◆ Problem to work on:
Gather up the lines with the word "marker" in them.

◆ Available data:
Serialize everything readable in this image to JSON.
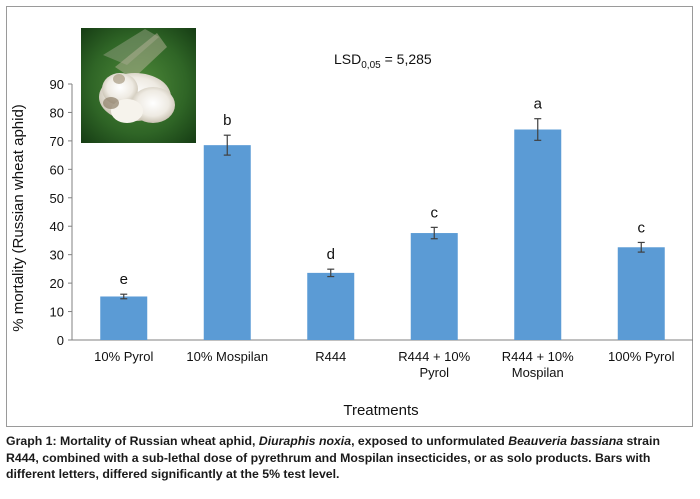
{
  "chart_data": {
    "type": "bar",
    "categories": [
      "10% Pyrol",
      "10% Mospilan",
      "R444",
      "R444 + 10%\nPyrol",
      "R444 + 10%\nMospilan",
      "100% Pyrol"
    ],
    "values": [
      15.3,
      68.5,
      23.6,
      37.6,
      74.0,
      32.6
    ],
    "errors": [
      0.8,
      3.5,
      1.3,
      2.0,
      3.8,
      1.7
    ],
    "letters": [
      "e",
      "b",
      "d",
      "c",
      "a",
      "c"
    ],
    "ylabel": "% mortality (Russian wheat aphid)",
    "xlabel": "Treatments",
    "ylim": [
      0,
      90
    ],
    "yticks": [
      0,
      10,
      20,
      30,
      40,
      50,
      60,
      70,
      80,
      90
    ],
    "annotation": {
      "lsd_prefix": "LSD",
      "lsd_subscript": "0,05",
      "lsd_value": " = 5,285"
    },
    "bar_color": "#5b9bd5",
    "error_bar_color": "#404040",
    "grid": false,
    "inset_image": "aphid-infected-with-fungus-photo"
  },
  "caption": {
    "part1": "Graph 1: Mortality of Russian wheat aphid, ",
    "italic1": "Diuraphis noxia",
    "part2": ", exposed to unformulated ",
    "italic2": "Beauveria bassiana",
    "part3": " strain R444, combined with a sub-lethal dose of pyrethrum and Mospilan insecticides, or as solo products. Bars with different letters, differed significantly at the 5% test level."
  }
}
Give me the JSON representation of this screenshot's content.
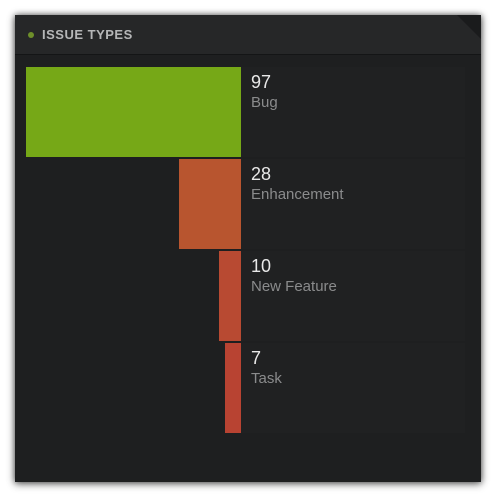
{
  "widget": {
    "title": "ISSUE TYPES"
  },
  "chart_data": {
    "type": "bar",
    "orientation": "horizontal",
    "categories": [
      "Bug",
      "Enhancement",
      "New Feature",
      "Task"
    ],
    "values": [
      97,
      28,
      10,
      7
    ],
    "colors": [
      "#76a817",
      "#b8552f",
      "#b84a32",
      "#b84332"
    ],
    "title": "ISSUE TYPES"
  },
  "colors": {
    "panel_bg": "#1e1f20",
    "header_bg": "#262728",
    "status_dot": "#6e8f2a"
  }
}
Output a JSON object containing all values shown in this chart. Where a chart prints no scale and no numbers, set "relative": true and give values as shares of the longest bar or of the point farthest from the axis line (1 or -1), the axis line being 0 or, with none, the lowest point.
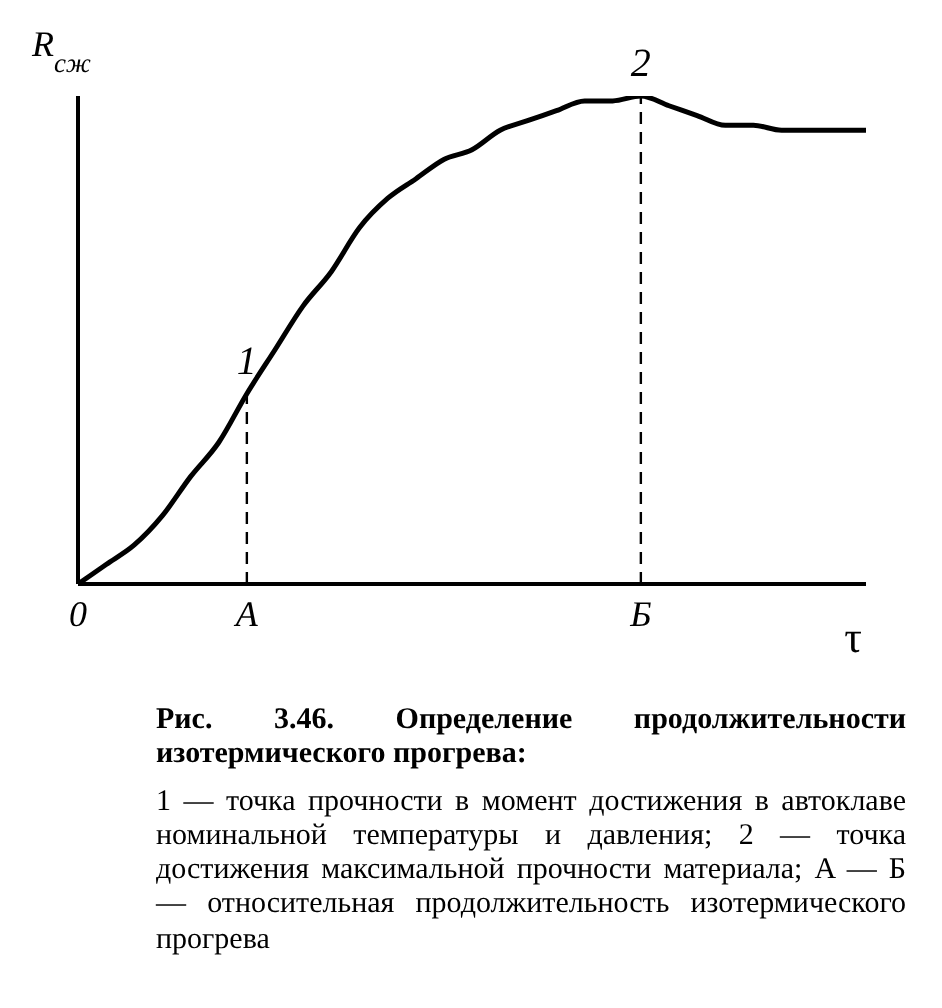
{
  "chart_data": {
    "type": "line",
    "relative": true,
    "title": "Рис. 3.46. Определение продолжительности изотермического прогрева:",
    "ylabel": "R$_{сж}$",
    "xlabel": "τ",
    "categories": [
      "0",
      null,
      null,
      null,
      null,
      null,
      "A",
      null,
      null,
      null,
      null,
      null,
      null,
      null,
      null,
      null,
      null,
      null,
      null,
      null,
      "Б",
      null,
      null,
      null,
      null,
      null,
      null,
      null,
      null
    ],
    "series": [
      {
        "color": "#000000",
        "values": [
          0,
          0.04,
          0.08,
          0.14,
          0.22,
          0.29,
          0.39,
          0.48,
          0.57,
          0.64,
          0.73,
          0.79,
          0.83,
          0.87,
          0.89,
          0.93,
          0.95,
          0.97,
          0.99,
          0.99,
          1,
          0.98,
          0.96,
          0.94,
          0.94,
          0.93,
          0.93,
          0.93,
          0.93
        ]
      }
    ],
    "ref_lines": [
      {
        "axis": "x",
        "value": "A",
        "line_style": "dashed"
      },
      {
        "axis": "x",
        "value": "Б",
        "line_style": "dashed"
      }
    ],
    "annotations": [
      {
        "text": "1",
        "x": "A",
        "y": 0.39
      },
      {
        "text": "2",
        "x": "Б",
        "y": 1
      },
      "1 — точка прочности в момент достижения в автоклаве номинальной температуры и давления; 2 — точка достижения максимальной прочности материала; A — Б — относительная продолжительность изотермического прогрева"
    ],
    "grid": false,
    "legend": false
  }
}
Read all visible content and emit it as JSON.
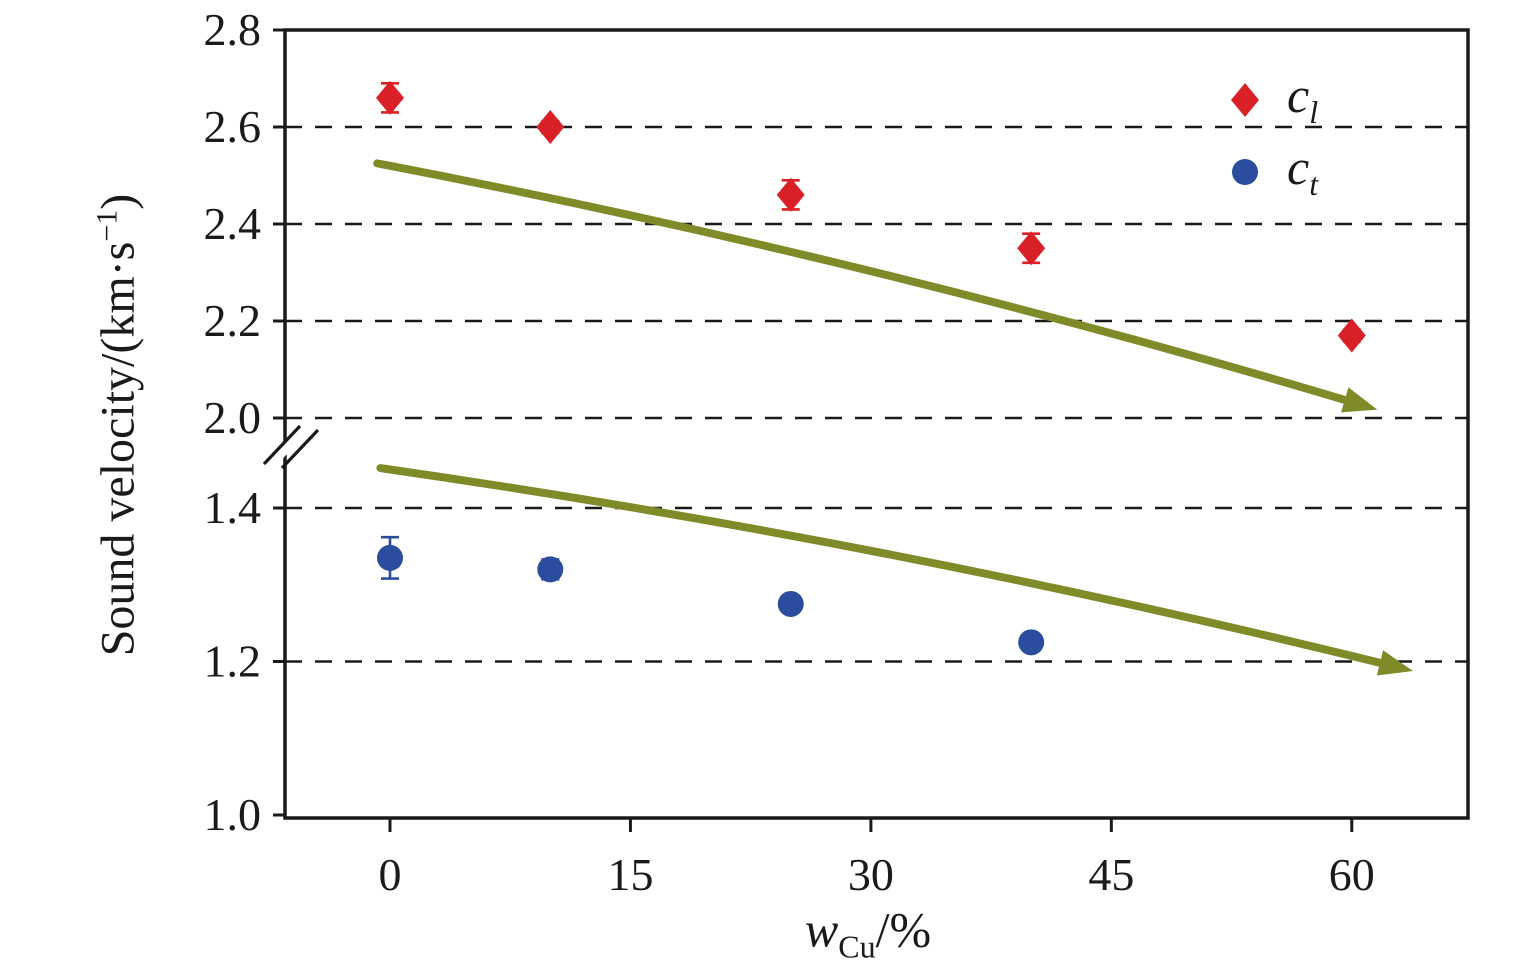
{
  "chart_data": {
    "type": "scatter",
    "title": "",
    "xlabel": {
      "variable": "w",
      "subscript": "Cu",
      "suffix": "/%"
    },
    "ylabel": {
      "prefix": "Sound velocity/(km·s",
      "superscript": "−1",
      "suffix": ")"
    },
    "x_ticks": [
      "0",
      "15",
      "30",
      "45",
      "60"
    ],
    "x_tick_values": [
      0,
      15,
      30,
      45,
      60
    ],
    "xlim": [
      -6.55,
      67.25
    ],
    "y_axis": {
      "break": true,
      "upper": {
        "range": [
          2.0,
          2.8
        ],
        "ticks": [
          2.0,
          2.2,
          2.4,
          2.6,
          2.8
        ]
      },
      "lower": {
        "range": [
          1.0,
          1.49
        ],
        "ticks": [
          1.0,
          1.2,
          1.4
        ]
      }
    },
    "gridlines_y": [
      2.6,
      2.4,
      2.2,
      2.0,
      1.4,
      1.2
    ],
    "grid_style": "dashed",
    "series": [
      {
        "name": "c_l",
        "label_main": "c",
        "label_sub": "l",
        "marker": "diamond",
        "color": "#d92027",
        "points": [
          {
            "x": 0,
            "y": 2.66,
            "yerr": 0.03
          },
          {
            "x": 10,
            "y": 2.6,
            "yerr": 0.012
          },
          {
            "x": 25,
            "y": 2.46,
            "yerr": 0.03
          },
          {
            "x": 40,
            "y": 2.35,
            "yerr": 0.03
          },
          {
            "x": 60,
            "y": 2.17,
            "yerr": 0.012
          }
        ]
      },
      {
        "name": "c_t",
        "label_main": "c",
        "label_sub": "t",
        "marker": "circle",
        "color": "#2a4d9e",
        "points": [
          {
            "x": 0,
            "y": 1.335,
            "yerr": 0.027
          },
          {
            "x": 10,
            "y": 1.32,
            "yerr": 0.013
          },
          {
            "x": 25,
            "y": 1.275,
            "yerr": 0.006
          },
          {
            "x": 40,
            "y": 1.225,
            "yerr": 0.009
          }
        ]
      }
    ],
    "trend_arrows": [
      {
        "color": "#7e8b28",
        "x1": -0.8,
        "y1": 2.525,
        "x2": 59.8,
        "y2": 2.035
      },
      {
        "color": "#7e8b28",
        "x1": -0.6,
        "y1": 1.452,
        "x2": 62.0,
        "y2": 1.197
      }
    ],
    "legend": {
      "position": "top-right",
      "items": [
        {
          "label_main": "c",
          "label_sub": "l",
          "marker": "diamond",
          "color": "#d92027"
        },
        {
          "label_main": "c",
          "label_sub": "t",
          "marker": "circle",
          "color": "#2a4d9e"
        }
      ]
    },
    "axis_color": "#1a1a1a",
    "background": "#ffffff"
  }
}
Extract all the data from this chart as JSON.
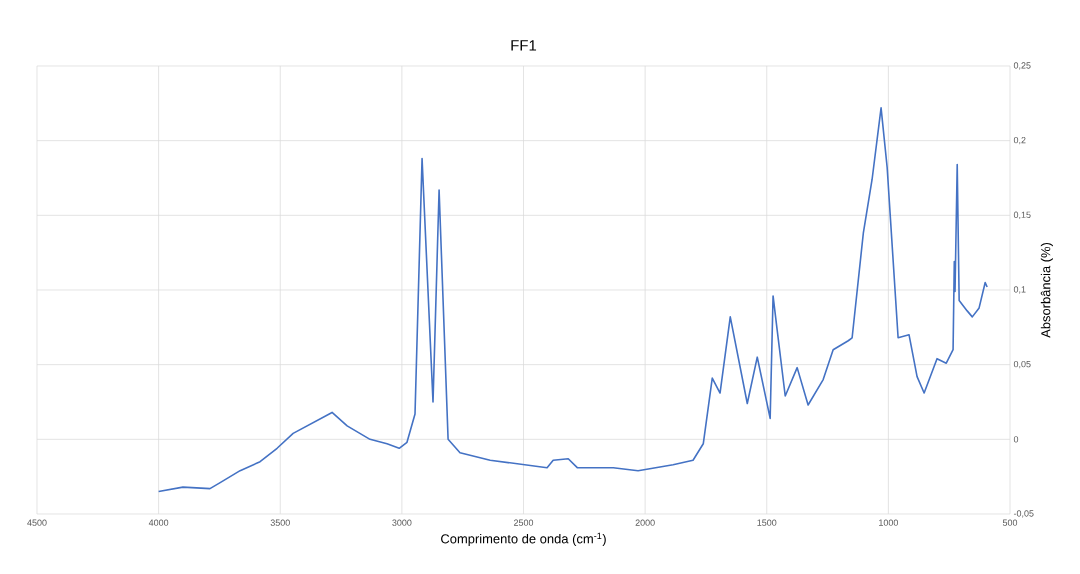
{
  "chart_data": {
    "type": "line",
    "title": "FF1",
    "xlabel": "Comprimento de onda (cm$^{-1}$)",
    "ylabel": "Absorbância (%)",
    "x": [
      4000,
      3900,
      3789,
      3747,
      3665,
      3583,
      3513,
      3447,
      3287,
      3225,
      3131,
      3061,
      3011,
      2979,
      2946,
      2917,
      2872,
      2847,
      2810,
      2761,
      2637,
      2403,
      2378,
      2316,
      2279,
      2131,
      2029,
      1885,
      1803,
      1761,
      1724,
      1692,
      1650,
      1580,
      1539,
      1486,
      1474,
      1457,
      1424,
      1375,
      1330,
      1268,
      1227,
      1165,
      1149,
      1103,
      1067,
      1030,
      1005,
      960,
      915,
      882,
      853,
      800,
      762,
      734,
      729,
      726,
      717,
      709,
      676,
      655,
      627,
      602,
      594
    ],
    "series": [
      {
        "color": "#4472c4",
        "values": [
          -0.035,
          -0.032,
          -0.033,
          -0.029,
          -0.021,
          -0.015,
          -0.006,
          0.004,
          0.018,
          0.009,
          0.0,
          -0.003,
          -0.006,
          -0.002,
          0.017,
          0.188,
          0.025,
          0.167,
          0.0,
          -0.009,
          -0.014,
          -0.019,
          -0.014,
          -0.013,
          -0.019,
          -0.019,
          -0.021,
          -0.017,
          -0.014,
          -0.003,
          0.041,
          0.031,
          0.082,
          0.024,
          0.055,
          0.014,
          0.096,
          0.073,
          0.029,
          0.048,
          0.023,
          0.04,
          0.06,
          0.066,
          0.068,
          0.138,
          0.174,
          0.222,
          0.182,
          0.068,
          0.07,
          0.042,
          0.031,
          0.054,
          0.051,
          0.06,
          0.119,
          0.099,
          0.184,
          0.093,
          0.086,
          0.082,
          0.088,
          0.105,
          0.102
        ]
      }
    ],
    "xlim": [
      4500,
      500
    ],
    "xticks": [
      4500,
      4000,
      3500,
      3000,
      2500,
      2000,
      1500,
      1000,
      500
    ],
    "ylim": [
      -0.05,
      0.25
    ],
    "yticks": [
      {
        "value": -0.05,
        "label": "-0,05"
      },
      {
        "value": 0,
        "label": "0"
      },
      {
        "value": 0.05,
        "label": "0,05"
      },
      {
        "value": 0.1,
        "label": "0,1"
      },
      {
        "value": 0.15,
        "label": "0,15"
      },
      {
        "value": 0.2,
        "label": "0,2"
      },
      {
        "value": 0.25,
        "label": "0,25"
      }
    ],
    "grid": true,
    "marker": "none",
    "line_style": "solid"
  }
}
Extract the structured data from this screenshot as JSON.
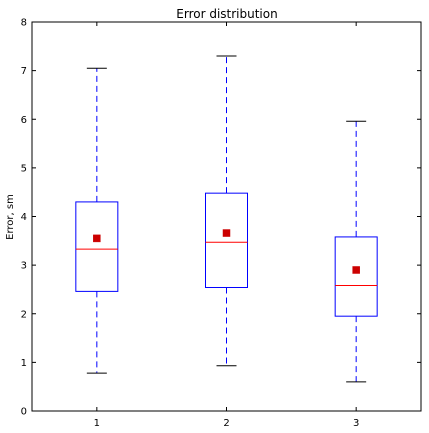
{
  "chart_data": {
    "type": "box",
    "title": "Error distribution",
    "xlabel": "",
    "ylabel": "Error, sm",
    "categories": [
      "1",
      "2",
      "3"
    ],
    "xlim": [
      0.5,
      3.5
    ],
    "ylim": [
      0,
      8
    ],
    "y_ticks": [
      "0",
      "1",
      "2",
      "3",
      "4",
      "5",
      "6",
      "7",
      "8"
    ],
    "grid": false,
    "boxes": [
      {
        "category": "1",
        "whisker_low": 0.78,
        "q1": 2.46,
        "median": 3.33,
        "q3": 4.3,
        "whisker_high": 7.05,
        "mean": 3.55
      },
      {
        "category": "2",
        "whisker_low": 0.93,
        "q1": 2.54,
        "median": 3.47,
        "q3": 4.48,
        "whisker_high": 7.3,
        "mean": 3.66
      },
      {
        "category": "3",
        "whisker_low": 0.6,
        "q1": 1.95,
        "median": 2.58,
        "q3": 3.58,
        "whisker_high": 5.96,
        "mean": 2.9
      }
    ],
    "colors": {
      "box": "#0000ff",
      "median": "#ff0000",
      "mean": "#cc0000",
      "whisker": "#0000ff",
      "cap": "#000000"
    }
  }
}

◆ Result of the exercise:
        "marker": "diamond",
        "marker": "circle",
          "marker": "diamond",
          "marker": "circle",
    "marker": "none",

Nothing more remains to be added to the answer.